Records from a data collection
* start *

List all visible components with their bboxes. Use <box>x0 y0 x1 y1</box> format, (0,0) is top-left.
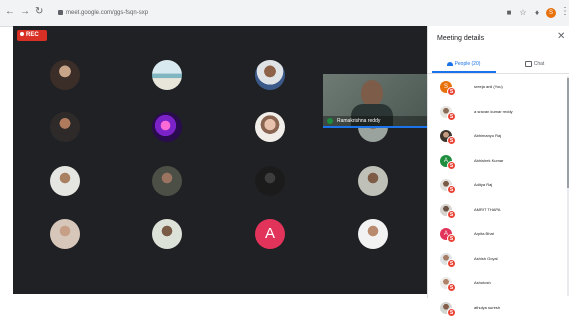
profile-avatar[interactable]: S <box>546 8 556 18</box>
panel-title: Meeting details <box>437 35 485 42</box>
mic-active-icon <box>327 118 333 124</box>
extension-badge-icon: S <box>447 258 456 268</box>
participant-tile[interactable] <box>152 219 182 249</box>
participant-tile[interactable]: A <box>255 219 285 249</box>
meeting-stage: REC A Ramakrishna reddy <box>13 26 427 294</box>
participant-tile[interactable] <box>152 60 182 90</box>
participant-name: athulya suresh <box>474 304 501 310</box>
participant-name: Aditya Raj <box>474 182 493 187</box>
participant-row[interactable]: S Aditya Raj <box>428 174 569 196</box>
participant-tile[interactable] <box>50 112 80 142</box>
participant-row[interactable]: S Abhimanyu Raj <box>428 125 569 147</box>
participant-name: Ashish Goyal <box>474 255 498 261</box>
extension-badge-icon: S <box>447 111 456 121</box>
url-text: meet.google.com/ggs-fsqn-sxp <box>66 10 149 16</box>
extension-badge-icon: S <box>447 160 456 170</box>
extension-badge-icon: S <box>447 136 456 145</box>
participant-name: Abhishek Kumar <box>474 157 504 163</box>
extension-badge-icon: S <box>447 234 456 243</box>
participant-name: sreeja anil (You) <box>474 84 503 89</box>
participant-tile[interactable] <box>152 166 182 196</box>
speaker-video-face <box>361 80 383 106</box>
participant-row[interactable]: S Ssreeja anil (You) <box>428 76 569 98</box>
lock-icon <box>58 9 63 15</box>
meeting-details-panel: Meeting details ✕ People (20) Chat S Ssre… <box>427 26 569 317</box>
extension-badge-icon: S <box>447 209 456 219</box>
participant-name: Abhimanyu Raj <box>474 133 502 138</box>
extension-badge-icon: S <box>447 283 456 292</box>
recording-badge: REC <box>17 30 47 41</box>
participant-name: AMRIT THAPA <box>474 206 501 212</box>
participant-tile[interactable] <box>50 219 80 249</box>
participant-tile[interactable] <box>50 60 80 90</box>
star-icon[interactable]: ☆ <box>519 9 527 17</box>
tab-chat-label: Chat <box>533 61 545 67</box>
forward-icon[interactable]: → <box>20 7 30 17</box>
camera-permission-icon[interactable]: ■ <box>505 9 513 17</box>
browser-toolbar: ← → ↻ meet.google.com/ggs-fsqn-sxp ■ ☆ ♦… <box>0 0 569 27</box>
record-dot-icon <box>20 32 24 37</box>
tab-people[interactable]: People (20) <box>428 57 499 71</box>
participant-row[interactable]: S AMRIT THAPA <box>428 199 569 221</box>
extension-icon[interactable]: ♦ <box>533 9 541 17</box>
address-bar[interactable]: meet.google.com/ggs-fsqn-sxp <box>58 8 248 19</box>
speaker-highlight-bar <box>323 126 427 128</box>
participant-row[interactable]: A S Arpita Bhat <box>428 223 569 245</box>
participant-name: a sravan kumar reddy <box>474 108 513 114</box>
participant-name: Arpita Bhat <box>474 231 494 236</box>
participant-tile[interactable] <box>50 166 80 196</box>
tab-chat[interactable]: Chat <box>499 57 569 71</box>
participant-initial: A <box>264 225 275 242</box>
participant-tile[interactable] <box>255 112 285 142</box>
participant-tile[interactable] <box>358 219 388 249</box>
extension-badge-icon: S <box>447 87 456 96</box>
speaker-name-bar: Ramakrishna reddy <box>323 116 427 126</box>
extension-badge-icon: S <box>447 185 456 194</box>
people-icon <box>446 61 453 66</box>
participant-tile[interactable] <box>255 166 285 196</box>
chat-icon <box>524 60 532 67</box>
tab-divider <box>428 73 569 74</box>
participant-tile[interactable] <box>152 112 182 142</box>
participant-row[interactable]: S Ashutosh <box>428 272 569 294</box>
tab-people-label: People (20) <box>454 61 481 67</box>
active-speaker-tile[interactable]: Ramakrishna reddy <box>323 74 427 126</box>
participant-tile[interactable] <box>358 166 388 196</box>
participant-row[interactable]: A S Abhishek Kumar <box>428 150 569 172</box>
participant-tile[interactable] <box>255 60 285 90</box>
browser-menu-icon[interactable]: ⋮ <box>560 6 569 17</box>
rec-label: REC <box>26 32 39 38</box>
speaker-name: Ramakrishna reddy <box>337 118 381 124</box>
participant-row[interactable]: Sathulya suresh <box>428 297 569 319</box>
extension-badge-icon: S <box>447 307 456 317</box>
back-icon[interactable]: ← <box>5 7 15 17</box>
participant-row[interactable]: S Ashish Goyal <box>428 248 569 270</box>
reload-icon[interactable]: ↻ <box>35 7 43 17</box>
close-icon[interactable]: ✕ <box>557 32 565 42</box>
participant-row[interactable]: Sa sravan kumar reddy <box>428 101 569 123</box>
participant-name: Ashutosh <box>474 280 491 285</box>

* end *

*Written exercise*
Quote the listing above, from the line with "profile-avatar[interactable]: S <box>546" up to and including the line with "participant-row[interactable]: S Aditya", reproducing each line without any change.

*Answer to the task*
profile-avatar[interactable]: S <box>546 8 556 18</box>
panel-title: Meeting details <box>437 35 485 42</box>
mic-active-icon <box>327 118 333 124</box>
extension-badge-icon: S <box>447 258 456 268</box>
participant-tile[interactable] <box>152 219 182 249</box>
participant-tile[interactable]: A <box>255 219 285 249</box>
meeting-stage: REC A Ramakrishna reddy <box>13 26 427 294</box>
participant-tile[interactable] <box>152 60 182 90</box>
participant-name: athulya suresh <box>474 304 501 310</box>
participant-name: Aditya Raj <box>474 182 493 187</box>
participant-row[interactable]: S Aditya Raj <box>428 174 569 196</box>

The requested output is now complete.